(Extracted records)

────────────────

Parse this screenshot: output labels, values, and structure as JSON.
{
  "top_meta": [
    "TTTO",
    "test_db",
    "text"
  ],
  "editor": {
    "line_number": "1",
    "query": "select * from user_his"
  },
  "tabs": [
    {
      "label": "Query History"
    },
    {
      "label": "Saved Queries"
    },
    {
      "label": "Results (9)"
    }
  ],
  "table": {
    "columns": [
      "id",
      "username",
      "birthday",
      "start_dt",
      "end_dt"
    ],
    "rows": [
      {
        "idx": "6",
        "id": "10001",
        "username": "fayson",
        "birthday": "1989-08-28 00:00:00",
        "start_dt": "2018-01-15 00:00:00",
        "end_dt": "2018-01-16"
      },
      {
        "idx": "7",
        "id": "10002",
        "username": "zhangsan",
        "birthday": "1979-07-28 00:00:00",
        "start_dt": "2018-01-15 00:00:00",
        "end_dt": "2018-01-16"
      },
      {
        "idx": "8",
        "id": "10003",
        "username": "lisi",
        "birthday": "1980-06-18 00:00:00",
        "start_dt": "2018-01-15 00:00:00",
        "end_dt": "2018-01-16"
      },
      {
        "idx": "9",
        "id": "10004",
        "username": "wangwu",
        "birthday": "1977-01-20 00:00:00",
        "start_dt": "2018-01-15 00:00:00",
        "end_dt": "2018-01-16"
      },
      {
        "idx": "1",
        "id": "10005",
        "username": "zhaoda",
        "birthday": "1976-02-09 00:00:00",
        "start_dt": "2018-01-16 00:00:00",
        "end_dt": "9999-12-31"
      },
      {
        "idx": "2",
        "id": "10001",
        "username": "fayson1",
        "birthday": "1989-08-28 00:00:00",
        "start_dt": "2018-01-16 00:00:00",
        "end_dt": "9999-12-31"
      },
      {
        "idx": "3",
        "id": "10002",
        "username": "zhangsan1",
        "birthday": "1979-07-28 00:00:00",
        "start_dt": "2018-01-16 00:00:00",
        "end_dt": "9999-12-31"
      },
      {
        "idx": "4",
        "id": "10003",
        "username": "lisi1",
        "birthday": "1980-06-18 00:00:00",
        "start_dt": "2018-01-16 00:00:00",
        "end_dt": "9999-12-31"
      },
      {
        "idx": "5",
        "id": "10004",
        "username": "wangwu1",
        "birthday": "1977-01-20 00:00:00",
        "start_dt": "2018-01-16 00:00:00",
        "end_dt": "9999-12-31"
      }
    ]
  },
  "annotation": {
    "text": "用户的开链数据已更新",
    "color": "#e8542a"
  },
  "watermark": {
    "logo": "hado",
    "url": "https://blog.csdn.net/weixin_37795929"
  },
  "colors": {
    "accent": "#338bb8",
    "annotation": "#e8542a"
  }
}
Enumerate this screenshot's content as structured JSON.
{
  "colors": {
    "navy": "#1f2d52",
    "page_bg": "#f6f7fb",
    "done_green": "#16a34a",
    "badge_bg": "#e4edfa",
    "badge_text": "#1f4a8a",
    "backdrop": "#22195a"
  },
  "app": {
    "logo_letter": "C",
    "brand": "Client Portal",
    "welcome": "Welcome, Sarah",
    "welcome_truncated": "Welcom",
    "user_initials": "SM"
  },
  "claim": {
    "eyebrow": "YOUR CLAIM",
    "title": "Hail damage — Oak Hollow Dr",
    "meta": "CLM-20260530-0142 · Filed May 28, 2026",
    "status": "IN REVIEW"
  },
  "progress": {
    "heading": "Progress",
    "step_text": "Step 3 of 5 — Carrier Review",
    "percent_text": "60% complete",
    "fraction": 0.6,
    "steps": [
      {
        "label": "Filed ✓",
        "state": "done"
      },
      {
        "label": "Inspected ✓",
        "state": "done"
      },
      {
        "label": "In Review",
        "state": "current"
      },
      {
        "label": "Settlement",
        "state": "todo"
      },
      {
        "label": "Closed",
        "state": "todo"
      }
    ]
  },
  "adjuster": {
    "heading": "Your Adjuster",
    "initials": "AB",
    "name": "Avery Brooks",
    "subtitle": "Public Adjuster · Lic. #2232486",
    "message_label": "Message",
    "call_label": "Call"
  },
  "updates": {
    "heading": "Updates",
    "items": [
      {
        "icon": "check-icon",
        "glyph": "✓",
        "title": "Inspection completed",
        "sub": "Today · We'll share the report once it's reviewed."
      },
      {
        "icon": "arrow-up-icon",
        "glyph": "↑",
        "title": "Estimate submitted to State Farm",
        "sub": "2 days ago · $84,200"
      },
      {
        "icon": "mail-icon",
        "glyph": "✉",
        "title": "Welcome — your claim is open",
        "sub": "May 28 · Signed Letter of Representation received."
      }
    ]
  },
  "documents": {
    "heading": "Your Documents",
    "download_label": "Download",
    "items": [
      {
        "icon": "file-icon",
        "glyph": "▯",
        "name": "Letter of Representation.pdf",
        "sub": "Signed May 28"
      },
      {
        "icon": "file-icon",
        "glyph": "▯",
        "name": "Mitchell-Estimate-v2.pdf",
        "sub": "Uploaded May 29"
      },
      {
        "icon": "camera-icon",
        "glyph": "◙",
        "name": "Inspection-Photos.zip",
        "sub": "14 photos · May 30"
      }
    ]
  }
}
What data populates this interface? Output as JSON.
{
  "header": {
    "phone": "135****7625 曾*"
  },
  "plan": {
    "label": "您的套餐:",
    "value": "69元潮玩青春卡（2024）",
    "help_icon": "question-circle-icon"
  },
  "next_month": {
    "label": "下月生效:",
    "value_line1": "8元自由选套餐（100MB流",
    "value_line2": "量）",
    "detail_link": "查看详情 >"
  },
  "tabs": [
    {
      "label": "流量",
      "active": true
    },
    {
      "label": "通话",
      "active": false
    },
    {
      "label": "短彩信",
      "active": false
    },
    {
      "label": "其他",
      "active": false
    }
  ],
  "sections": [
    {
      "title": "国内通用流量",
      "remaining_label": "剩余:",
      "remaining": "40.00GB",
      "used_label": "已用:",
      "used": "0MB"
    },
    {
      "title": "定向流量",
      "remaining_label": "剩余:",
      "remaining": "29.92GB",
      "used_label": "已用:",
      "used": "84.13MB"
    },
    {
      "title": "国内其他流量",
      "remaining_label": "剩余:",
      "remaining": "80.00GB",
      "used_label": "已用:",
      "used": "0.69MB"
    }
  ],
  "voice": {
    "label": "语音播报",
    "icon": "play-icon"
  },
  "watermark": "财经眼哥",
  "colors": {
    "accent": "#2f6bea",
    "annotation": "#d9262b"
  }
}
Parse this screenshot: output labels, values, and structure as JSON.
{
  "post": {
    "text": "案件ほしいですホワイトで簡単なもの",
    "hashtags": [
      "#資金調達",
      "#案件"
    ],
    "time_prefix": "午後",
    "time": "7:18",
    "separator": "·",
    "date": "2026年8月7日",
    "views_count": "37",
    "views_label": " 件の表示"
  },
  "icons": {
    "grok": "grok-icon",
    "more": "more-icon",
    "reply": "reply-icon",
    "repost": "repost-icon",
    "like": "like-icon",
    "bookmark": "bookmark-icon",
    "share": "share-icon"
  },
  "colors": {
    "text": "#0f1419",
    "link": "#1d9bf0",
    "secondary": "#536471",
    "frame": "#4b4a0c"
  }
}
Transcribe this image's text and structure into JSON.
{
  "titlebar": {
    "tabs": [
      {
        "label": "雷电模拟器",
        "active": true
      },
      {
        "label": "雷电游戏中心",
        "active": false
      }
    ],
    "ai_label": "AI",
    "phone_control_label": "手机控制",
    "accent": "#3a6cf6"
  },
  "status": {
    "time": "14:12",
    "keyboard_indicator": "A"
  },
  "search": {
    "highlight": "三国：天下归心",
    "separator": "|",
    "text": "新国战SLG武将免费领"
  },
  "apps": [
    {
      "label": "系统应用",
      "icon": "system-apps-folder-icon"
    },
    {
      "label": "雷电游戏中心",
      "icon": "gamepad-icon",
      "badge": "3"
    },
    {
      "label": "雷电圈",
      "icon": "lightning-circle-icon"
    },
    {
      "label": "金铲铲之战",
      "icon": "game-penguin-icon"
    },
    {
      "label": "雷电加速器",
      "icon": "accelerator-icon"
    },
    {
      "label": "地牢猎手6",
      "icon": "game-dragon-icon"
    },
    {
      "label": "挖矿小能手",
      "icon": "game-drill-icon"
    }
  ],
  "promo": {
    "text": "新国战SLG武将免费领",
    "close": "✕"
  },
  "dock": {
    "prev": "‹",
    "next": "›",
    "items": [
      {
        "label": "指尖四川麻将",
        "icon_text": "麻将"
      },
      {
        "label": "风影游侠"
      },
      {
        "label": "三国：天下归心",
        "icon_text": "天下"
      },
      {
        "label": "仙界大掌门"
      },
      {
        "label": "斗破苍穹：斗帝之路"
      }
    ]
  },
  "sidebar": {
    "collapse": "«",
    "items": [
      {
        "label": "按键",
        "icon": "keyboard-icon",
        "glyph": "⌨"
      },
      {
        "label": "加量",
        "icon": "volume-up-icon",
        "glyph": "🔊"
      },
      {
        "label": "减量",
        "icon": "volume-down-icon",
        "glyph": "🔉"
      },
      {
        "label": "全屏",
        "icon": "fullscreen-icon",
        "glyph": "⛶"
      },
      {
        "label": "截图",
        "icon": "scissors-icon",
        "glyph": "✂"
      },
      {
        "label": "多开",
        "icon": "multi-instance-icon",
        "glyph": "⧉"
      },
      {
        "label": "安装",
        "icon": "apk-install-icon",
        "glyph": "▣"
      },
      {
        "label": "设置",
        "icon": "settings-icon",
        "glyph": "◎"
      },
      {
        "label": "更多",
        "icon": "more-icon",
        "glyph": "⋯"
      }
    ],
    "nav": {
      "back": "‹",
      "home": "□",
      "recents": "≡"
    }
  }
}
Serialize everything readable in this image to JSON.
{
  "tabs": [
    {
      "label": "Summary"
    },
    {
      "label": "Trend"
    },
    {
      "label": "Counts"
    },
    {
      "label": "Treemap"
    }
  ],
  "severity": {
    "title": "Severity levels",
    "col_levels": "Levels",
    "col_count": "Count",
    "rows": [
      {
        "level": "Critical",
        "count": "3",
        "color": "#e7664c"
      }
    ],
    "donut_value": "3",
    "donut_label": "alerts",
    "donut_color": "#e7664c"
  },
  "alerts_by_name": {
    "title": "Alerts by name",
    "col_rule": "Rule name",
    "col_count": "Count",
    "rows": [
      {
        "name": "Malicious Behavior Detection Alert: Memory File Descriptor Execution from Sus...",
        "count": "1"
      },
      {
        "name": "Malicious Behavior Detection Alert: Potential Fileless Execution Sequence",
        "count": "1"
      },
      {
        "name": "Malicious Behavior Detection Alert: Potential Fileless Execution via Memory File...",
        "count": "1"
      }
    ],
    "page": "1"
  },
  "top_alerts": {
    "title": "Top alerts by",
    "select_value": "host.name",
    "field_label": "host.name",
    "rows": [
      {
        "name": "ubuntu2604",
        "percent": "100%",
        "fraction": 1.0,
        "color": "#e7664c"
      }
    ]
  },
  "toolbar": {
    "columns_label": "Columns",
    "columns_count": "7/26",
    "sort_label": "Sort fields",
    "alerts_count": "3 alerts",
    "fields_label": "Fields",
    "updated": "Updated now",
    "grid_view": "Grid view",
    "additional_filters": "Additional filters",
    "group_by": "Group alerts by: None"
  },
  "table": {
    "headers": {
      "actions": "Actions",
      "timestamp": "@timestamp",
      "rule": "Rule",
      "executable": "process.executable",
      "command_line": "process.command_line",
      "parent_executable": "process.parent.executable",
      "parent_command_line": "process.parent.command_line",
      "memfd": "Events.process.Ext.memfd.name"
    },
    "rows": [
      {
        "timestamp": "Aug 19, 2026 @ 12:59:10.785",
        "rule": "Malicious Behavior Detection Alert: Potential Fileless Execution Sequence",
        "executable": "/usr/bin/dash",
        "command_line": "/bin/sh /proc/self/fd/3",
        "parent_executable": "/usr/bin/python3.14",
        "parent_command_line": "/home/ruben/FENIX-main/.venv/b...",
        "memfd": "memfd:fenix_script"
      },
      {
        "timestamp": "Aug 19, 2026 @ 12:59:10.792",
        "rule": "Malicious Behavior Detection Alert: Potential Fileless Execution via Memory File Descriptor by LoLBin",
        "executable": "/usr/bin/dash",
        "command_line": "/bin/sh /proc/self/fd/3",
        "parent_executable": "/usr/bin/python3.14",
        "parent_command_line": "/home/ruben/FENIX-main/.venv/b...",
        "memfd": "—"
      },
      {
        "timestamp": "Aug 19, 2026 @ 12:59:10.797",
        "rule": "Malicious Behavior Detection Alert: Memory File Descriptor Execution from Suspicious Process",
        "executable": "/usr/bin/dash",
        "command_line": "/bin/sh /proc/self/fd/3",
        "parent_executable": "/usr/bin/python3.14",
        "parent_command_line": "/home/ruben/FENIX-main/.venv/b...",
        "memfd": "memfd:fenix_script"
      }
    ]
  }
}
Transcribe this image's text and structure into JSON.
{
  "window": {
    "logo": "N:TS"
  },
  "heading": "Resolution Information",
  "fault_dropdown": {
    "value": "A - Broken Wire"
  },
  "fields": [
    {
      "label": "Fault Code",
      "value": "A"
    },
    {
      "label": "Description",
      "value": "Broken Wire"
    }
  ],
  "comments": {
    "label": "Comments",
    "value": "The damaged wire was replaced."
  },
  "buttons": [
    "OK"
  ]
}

────────────────

What is the number of lines in the listing above that contain the string "Filed"? Give only the number.

2